WHAT NEEDS TO BE DONE. Copy every line of the entries below word for word, keeping each one the same.
>>>
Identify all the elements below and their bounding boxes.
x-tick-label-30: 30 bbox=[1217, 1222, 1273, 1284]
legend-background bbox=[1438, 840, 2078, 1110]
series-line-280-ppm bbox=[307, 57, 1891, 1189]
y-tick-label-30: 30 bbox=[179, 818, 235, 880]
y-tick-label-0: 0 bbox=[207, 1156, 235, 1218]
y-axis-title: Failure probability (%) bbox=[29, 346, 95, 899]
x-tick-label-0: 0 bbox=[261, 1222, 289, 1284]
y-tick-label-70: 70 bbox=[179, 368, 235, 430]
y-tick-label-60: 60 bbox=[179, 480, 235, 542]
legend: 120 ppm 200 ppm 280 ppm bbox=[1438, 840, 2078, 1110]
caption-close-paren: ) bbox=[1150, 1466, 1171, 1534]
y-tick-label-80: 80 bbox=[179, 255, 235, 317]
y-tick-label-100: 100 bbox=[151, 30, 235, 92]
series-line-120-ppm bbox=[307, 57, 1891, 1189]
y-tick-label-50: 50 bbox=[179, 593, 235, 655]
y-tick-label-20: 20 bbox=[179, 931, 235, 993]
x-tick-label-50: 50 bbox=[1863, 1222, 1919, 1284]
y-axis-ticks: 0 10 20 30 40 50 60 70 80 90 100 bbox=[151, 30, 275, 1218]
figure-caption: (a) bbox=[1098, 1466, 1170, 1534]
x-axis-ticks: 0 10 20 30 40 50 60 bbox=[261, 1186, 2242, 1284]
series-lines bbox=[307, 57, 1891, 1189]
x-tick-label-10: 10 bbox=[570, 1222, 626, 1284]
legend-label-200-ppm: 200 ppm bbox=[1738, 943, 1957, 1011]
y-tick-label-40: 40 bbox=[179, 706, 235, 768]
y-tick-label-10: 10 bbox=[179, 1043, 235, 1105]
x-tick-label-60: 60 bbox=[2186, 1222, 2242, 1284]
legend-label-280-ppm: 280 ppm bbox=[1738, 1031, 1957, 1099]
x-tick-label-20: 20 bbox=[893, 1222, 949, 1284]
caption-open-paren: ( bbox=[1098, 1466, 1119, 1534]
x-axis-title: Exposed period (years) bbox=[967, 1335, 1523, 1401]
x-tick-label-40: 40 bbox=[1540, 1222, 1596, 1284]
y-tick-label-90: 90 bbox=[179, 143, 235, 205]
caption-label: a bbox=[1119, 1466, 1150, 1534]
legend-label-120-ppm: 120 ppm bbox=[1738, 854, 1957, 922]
<<<
OUTPUT BELOW.
Identify all the elements below and their bounding boxes.
x-tick-label-30: 30 bbox=[1217, 1222, 1273, 1284]
legend-background bbox=[1438, 840, 2078, 1110]
series-line-280-ppm bbox=[307, 57, 1891, 1189]
y-tick-label-30: 30 bbox=[179, 818, 235, 880]
y-tick-label-0: 0 bbox=[207, 1156, 235, 1218]
y-axis-title: Failure probability (%) bbox=[29, 346, 95, 899]
x-tick-label-0: 0 bbox=[261, 1222, 289, 1284]
y-tick-label-70: 70 bbox=[179, 368, 235, 430]
y-tick-label-60: 60 bbox=[179, 480, 235, 542]
legend: 120 ppm 200 ppm 280 ppm bbox=[1438, 840, 2078, 1110]
caption-close-paren: ) bbox=[1150, 1466, 1171, 1534]
y-tick-label-80: 80 bbox=[179, 255, 235, 317]
y-tick-label-100: 100 bbox=[151, 30, 235, 92]
series-line-120-ppm bbox=[307, 57, 1891, 1189]
y-tick-label-50: 50 bbox=[179, 593, 235, 655]
y-tick-label-20: 20 bbox=[179, 931, 235, 993]
x-tick-label-50: 50 bbox=[1863, 1222, 1919, 1284]
y-axis-ticks: 0 10 20 30 40 50 60 70 80 90 100 bbox=[151, 30, 275, 1218]
figure-caption: (a) bbox=[1098, 1466, 1170, 1534]
x-axis-ticks: 0 10 20 30 40 50 60 bbox=[261, 1186, 2242, 1284]
series-lines bbox=[307, 57, 1891, 1189]
x-tick-label-10: 10 bbox=[570, 1222, 626, 1284]
legend-label-200-ppm: 200 ppm bbox=[1738, 943, 1957, 1011]
y-tick-label-40: 40 bbox=[179, 706, 235, 768]
y-tick-label-10: 10 bbox=[179, 1043, 235, 1105]
x-tick-label-60: 60 bbox=[2186, 1222, 2242, 1284]
legend-label-280-ppm: 280 ppm bbox=[1738, 1031, 1957, 1099]
x-tick-label-20: 20 bbox=[893, 1222, 949, 1284]
caption-open-paren: ( bbox=[1098, 1466, 1119, 1534]
x-axis-title: Exposed period (years) bbox=[967, 1335, 1523, 1401]
x-tick-label-40: 40 bbox=[1540, 1222, 1596, 1284]
y-tick-label-90: 90 bbox=[179, 143, 235, 205]
caption-label: a bbox=[1119, 1466, 1150, 1534]
legend-label-120-ppm: 120 ppm bbox=[1738, 854, 1957, 922]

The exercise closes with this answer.